**DESCRIPTION OF THE TASK**. Return the following lines without any change.

Region annotation records:
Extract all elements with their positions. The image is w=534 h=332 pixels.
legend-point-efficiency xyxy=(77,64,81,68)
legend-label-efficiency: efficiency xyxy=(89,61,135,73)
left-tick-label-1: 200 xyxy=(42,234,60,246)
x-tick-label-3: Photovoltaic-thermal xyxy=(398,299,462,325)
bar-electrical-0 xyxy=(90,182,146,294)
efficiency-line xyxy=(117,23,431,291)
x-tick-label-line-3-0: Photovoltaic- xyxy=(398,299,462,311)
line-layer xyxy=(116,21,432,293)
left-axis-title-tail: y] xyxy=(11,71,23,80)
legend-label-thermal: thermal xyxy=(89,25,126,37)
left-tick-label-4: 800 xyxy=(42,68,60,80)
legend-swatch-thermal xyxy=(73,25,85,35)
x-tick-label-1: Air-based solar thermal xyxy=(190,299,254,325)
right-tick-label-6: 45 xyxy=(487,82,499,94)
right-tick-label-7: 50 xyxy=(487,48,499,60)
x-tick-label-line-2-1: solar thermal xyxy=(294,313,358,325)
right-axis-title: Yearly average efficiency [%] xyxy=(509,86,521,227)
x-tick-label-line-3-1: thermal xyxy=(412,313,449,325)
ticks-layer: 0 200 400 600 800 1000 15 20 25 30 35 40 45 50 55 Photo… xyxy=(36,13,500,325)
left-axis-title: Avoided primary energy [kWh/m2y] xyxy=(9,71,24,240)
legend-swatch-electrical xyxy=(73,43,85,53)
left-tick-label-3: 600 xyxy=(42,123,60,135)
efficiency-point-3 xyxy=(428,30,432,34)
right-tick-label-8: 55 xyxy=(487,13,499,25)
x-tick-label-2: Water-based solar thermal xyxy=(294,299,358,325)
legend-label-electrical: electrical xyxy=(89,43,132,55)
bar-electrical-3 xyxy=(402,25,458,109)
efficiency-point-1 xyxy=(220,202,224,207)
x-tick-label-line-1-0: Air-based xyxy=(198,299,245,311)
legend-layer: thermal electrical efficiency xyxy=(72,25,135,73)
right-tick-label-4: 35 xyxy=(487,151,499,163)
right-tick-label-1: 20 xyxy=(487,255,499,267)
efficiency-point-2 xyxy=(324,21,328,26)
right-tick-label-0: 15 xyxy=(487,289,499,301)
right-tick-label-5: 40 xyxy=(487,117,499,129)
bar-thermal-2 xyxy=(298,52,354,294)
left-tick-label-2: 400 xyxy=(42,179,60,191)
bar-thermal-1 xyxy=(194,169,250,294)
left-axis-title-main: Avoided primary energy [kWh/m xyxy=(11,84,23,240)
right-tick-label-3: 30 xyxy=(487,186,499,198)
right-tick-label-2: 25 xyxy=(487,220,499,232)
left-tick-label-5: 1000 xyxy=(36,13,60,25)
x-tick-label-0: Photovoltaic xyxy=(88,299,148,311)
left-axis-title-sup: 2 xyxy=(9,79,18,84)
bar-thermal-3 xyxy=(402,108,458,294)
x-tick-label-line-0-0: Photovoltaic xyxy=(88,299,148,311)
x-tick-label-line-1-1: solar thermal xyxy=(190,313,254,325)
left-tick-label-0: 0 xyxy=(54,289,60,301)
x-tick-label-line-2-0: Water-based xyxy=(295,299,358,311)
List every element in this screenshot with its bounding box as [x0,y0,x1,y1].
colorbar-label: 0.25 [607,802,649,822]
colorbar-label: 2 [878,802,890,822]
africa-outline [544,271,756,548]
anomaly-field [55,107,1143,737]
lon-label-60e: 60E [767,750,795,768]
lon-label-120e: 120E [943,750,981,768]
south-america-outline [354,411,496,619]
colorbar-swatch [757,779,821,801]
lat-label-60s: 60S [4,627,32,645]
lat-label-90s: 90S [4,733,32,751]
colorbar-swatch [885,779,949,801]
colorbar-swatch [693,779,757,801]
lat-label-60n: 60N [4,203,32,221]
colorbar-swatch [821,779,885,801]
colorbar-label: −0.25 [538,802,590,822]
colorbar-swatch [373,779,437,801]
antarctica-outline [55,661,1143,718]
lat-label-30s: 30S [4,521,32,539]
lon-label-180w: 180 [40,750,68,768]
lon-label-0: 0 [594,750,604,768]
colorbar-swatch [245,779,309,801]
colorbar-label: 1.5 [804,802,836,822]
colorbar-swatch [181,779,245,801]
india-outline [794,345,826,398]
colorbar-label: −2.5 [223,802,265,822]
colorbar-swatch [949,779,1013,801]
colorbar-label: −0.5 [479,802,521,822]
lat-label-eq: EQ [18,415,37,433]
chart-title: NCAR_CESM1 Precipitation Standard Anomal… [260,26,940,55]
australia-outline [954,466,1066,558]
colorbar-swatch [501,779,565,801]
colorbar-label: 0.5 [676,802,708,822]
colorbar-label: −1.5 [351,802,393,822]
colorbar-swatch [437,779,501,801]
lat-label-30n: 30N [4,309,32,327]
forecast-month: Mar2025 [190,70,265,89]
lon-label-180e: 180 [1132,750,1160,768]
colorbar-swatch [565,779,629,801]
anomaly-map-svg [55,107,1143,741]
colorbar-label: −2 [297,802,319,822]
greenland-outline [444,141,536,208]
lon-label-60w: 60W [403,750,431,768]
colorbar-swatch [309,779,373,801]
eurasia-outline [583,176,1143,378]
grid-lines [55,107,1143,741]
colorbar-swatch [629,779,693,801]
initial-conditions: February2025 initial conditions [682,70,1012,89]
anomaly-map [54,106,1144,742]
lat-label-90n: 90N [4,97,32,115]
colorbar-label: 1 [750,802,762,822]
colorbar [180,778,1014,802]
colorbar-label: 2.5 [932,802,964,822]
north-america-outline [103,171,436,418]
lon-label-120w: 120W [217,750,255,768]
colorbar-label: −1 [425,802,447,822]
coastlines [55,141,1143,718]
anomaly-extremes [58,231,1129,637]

**COMPLETED TASK**.
Extract all elements with their positions. The image is w=534 h=332 pixels.
legend-point-efficiency xyxy=(77,64,81,68)
legend-label-efficiency: efficiency xyxy=(89,61,135,73)
left-tick-label-1: 200 xyxy=(42,234,60,246)
x-tick-label-3: Photovoltaic-thermal xyxy=(398,299,462,325)
bar-electrical-0 xyxy=(90,182,146,294)
efficiency-line xyxy=(117,23,431,291)
x-tick-label-line-3-0: Photovoltaic- xyxy=(398,299,462,311)
line-layer xyxy=(116,21,432,293)
left-axis-title-tail: y] xyxy=(11,71,23,80)
legend-label-thermal: thermal xyxy=(89,25,126,37)
left-tick-label-4: 800 xyxy=(42,68,60,80)
legend-swatch-thermal xyxy=(73,25,85,35)
x-tick-label-1: Air-based solar thermal xyxy=(190,299,254,325)
right-tick-label-6: 45 xyxy=(487,82,499,94)
right-tick-label-7: 50 xyxy=(487,48,499,60)
x-tick-label-line-2-1: solar thermal xyxy=(294,313,358,325)
right-axis-title: Yearly average efficiency [%] xyxy=(509,86,521,227)
x-tick-label-line-3-1: thermal xyxy=(412,313,449,325)
ticks-layer: 0 200 400 600 800 1000 15 20 25 30 35 40 45 50 55 Photo… xyxy=(36,13,500,325)
left-axis-title: Avoided primary energy [kWh/m2y] xyxy=(9,71,24,240)
legend-swatch-electrical xyxy=(73,43,85,53)
left-tick-label-3: 600 xyxy=(42,123,60,135)
efficiency-point-3 xyxy=(428,30,432,34)
right-tick-label-8: 55 xyxy=(487,13,499,25)
x-tick-label-2: Water-based solar thermal xyxy=(294,299,358,325)
legend-label-electrical: electrical xyxy=(89,43,132,55)
bar-electrical-3 xyxy=(402,25,458,109)
efficiency-point-1 xyxy=(220,202,224,207)
x-tick-label-line-1-0: Air-based xyxy=(198,299,245,311)
legend-layer: thermal electrical efficiency xyxy=(72,25,135,73)
right-tick-label-4: 35 xyxy=(487,151,499,163)
right-tick-label-1: 20 xyxy=(487,255,499,267)
efficiency-point-2 xyxy=(324,21,328,26)
right-tick-label-0: 15 xyxy=(487,289,499,301)
right-tick-label-5: 40 xyxy=(487,117,499,129)
bar-thermal-2 xyxy=(298,52,354,294)
left-tick-label-2: 400 xyxy=(42,179,60,191)
bar-thermal-1 xyxy=(194,169,250,294)
left-axis-title-main: Avoided primary energy [kWh/m xyxy=(11,84,23,240)
right-tick-label-3: 30 xyxy=(487,186,499,198)
right-tick-label-2: 25 xyxy=(487,220,499,232)
left-tick-label-5: 1000 xyxy=(36,13,60,25)
x-tick-label-0: Photovoltaic xyxy=(88,299,148,311)
left-axis-title-sup: 2 xyxy=(9,79,18,84)
bar-thermal-3 xyxy=(402,108,458,294)
x-tick-label-line-0-0: Photovoltaic xyxy=(88,299,148,311)
x-tick-label-line-1-1: solar thermal xyxy=(190,313,254,325)
left-tick-label-0: 0 xyxy=(54,289,60,301)
x-tick-label-line-2-0: Water-based xyxy=(295,299,358,311)
List every element in this screenshot with its bounding box as [x0,y0,x1,y1].
colorbar-label: 0.25 [607,802,649,822]
colorbar-label: 2 [878,802,890,822]
africa-outline [544,271,756,548]
anomaly-field [55,107,1143,737]
lon-label-60e: 60E [767,750,795,768]
lon-label-120e: 120E [943,750,981,768]
south-america-outline [354,411,496,619]
colorbar-swatch [757,779,821,801]
lat-label-60s: 60S [4,627,32,645]
lat-label-90s: 90S [4,733,32,751]
colorbar-swatch [885,779,949,801]
colorbar-swatch [693,779,757,801]
lat-label-60n: 60N [4,203,32,221]
colorbar-swatch [821,779,885,801]
colorbar-label: −0.25 [538,802,590,822]
colorbar-swatch [373,779,437,801]
antarctica-outline [55,661,1143,718]
lat-label-30s: 30S [4,521,32,539]
lon-label-180w: 180 [40,750,68,768]
lon-label-0: 0 [594,750,604,768]
colorbar-swatch [245,779,309,801]
colorbar-label: 1.5 [804,802,836,822]
colorbar-swatch [181,779,245,801]
india-outline [794,345,826,398]
colorbar-label: −2.5 [223,802,265,822]
colorbar-swatch [949,779,1013,801]
colorbar-label: −0.5 [479,802,521,822]
lat-label-eq: EQ [18,415,37,433]
chart-title: NCAR_CESM1 Precipitation Standard Anomal… [260,26,940,55]
australia-outline [954,466,1066,558]
colorbar-swatch [501,779,565,801]
colorbar-label: 0.5 [676,802,708,822]
colorbar-label: −1.5 [351,802,393,822]
colorbar-swatch [437,779,501,801]
lat-label-30n: 30N [4,309,32,327]
forecast-month: Mar2025 [190,70,265,89]
lon-label-180e: 180 [1132,750,1160,768]
colorbar-swatch [565,779,629,801]
anomaly-map-svg [55,107,1143,741]
colorbar-label: −2 [297,802,319,822]
greenland-outline [444,141,536,208]
lon-label-60w: 60W [403,750,431,768]
colorbar-swatch [309,779,373,801]
eurasia-outline [583,176,1143,378]
grid-lines [55,107,1143,741]
colorbar-swatch [629,779,693,801]
initial-conditions: February2025 initial conditions [682,70,1012,89]
anomaly-map [54,106,1144,742]
lat-label-90n: 90N [4,97,32,115]
colorbar-label: 1 [750,802,762,822]
colorbar [180,778,1014,802]
colorbar-label: 2.5 [932,802,964,822]
north-america-outline [103,171,436,418]
lon-label-120w: 120W [217,750,255,768]
colorbar-label: −1 [425,802,447,822]
coastlines [55,141,1143,718]
anomaly-extremes [58,231,1129,637]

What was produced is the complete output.